§ **Exercise task**
For the listing underneath, give the count of lines containing the string "lathe" and nothing further.

§ **Exercise materials**
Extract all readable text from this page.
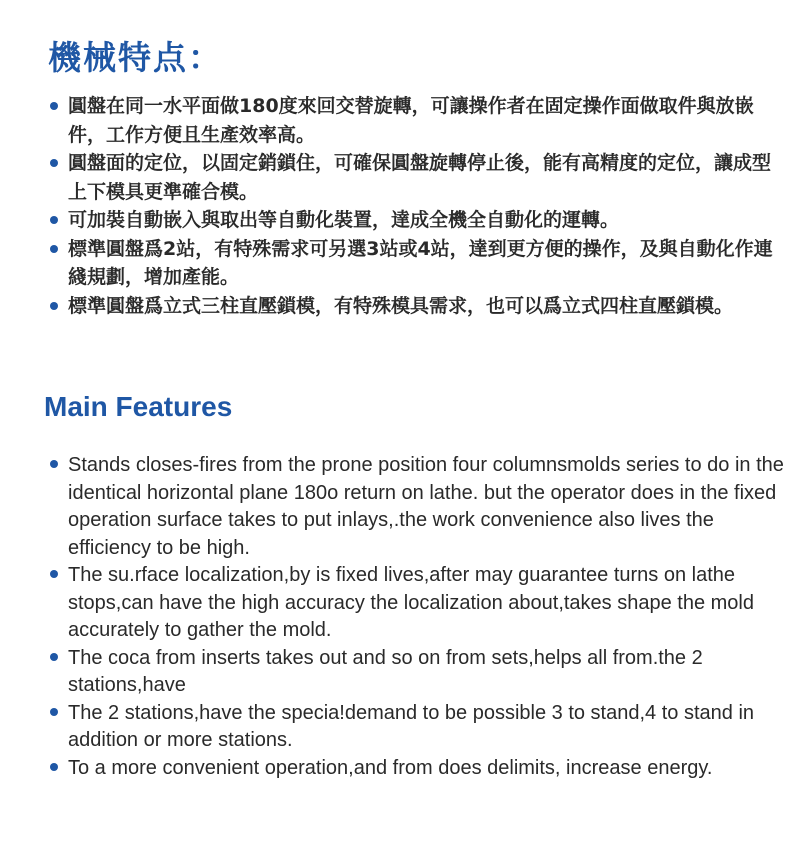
機械特点：
圓盤在同一水平面做180度來回交替旋轉，可讓操作者在固定操作面做取件與放嵌件，工作方便且生產效率高。
圓盤面的定位，以固定銷鎖住，可確保圓盤旋轉停止後，能有高精度的定位，讓成型上下模具更準確合模。
可加裝自動嵌入與取出等自動化裝置，達成全機全自動化的運轉。
標準圓盤爲2站，有特殊需求可另選3站或4站，達到更方便的操作，及與自動化作連綫規劃，增加產能。
標準圓盤爲立式三柱直壓鎖模，有特殊模具需求，也可以爲立式四柱直壓鎖模。
Main Features
Stands closes-fires from the prone position four columnsmolds series to do in the identical horizontal plane 180o return on lathe. but the operator does in the fixed operation surface takes to put inlays,.the work convenience also lives the efficiency to be high.
The su.rface localization,by is fixed lives,after may guarantee turns on lathe stops,can have the high accuracy the localization about,takes shape the mold accurately to gather the mold.
The coca from inserts takes out and so on from sets,helps all from.the 2 stations,have
The 2 stations,have the specia!demand to be possible 3 to stand,4 to stand in addition or more stations.
To a more convenient operation,and from does delimits, increase energy.
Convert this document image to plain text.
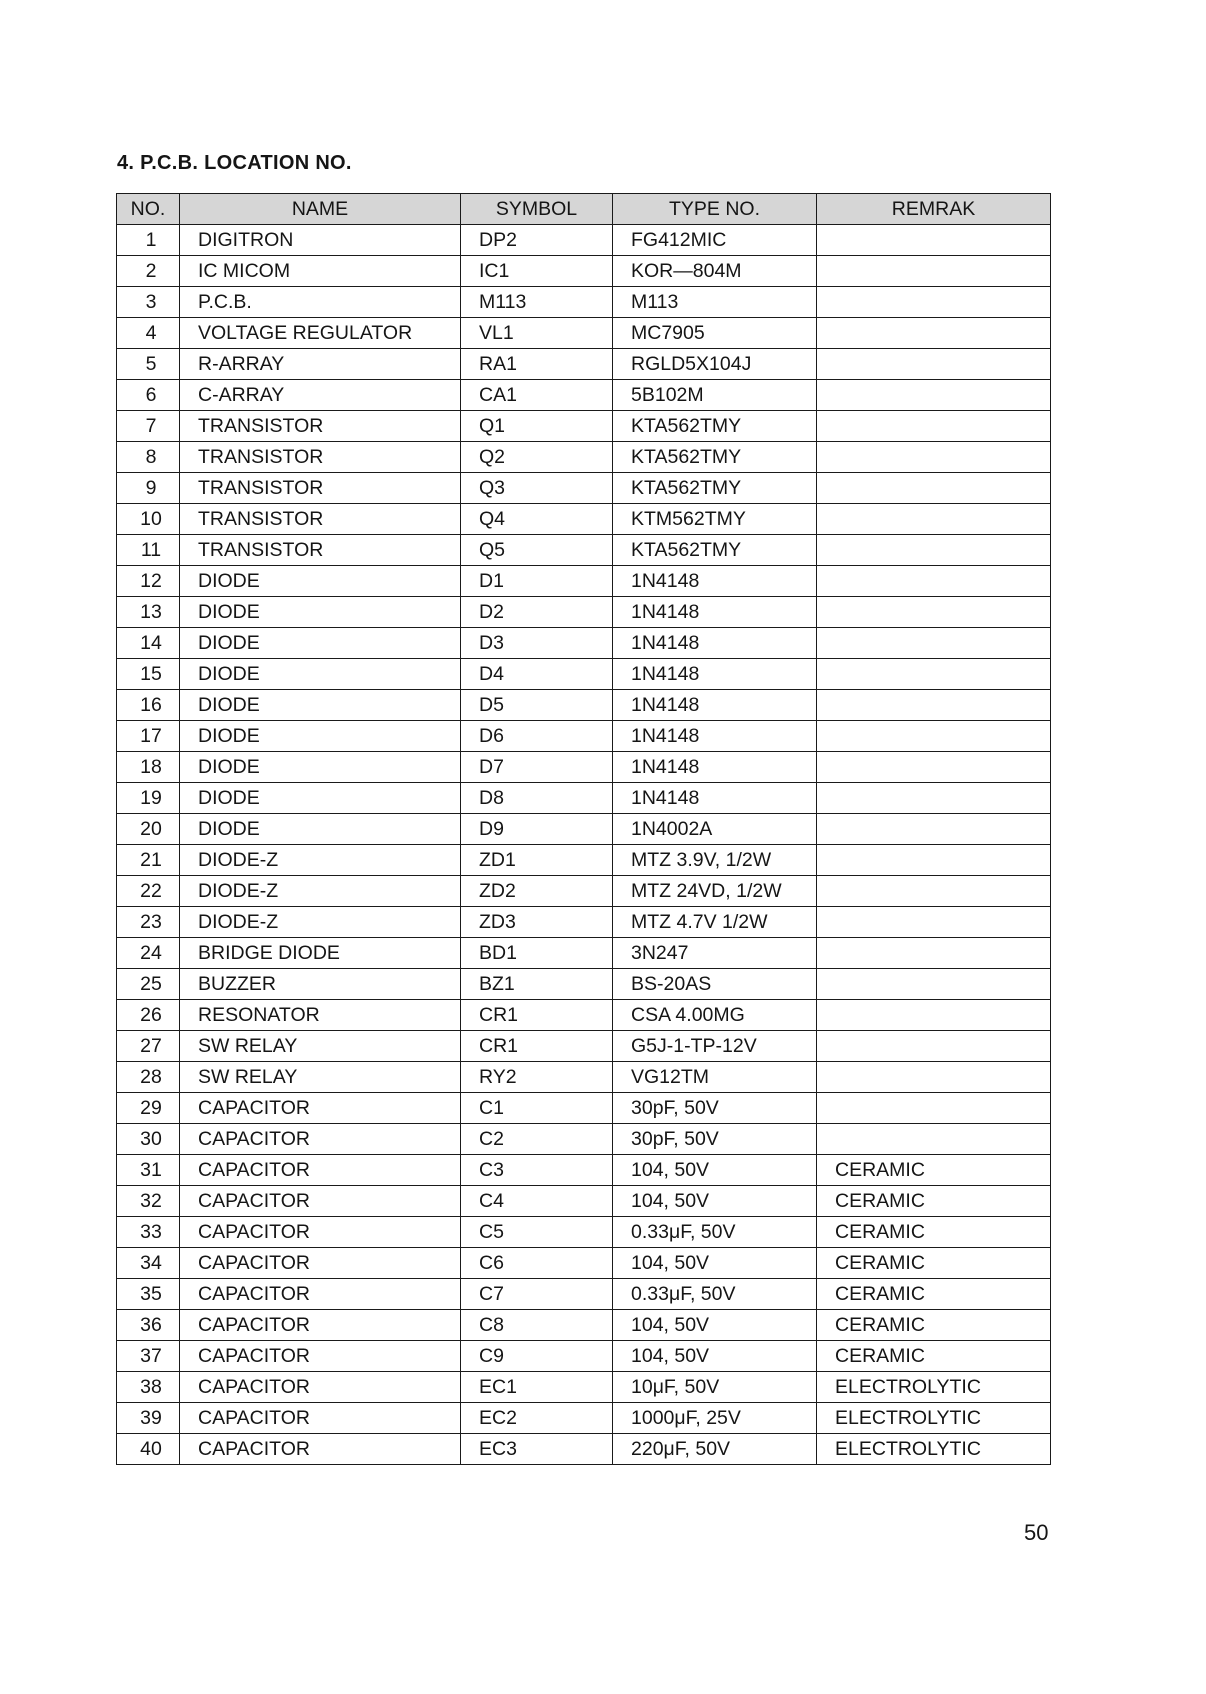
4. P.C.B. LOCATION NO.
NO.	NAME	SYMBOL	TYPE NO.	REMRAK
1	DIGITRON	DP2	FG412MIC	
2	IC MICOM	IC1	KOR—804M	
3	P.C.B.	M113	M113	
4	VOLTAGE REGULATOR	VL1	MC7905	
5	R-ARRAY	RA1	RGLD5X104J	
6	C-ARRAY	CA1	5B102M	
7	TRANSISTOR	Q1	KTA562TMY	
8	TRANSISTOR	Q2	KTA562TMY	
9	TRANSISTOR	Q3	KTA562TMY	
10	TRANSISTOR	Q4	KTM562TMY	
11	TRANSISTOR	Q5	KTA562TMY	
12	DIODE	D1	1N4148	
13	DIODE	D2	1N4148	
14	DIODE	D3	1N4148	
15	DIODE	D4	1N4148	
16	DIODE	D5	1N4148	
17	DIODE	D6	1N4148	
18	DIODE	D7	1N4148	
19	DIODE	D8	1N4148	
20	DIODE	D9	1N4002A	
21	DIODE-Z	ZD1	MTZ 3.9V, 1/2W	
22	DIODE-Z	ZD2	MTZ 24VD, 1/2W	
23	DIODE-Z	ZD3	MTZ 4.7V 1/2W	
24	BRIDGE DIODE	BD1	3N247	
25	BUZZER	BZ1	BS-20AS	
26	RESONATOR	CR1	CSA 4.00MG	
27	SW RELAY	CR1	G5J-1-TP-12V	
28	SW RELAY	RY2	VG12TM	
29	CAPACITOR	C1	30pF, 50V	
30	CAPACITOR	C2	30pF, 50V	
31	CAPACITOR	C3	104, 50V	CERAMIC
32	CAPACITOR	C4	104, 50V	CERAMIC
33	CAPACITOR	C5	0.33μF, 50V	CERAMIC
34	CAPACITOR	C6	104, 50V	CERAMIC
35	CAPACITOR	C7	0.33μF, 50V	CERAMIC
36	CAPACITOR	C8	104, 50V	CERAMIC
37	CAPACITOR	C9	104, 50V	CERAMIC
38	CAPACITOR	EC1	10μF, 50V	ELECTROLYTIC
39	CAPACITOR	EC2	1000μF, 25V	ELECTROLYTIC
40	CAPACITOR	EC3	220μF, 50V	ELECTROLYTIC
50
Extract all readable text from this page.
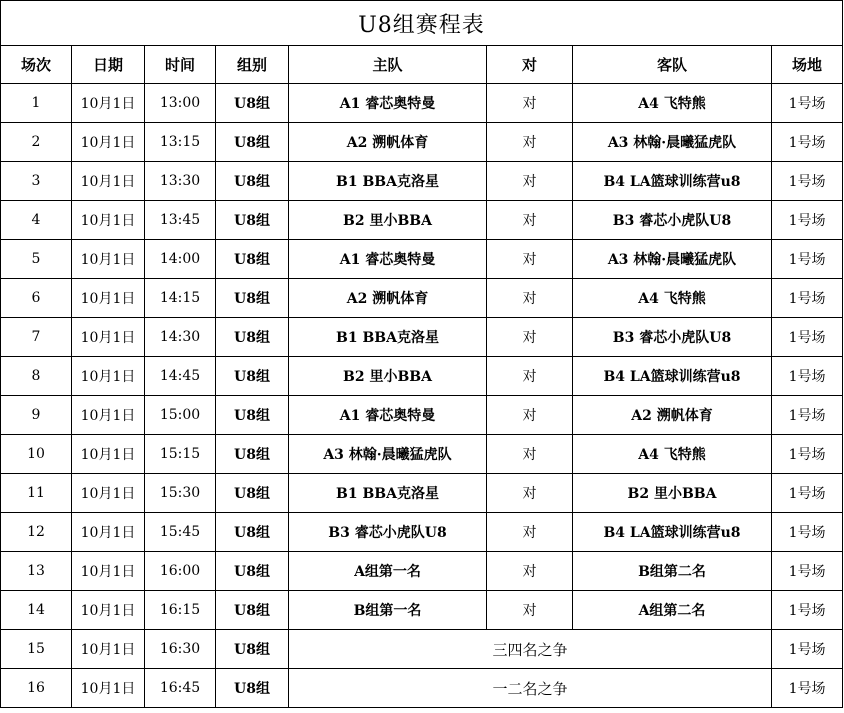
U8组赛程表							
场次	日期	时间	组别	主队	对	客队	场地
1	10月1日	13:00	U8组	A1 睿芯奥特曼	对	A4 飞特熊	1号场
2	10月1日	13:15	U8组	A2 溯帆体育	对	A3 林翰·晨曦猛虎队	1号场
3	10月1日	13:30	U8组	B1 BBA克洛星	对	B4 LA篮球训练营u8	1号场
4	10月1日	13:45	U8组	B2 里小BBA	对	B3 睿芯小虎队U8	1号场
5	10月1日	14:00	U8组	A1 睿芯奥特曼	对	A3 林翰·晨曦猛虎队	1号场
6	10月1日	14:15	U8组	A2 溯帆体育	对	A4 飞特熊	1号场
7	10月1日	14:30	U8组	B1 BBA克洛星	对	B3 睿芯小虎队U8	1号场
8	10月1日	14:45	U8组	B2 里小BBA	对	B4 LA篮球训练营u8	1号场
9	10月1日	15:00	U8组	A1 睿芯奥特曼	对	A2 溯帆体育	1号场
10	10月1日	15:15	U8组	A3 林翰·晨曦猛虎队	对	A4 飞特熊	1号场
11	10月1日	15:30	U8组	B1 BBA克洛星	对	B2 里小BBA	1号场
12	10月1日	15:45	U8组	B3 睿芯小虎队U8	对	B4 LA篮球训练营u8	1号场
13	10月1日	16:00	U8组	A组第一名	对	B组第二名	1号场
14	10月1日	16:15	U8组	B组第一名	对	A组第二名	1号场
15	10月1日	16:30	U8组	三四名之争			1号场
16	10月1日	16:45	U8组	一二名之争			1号场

§ **The completed task**
2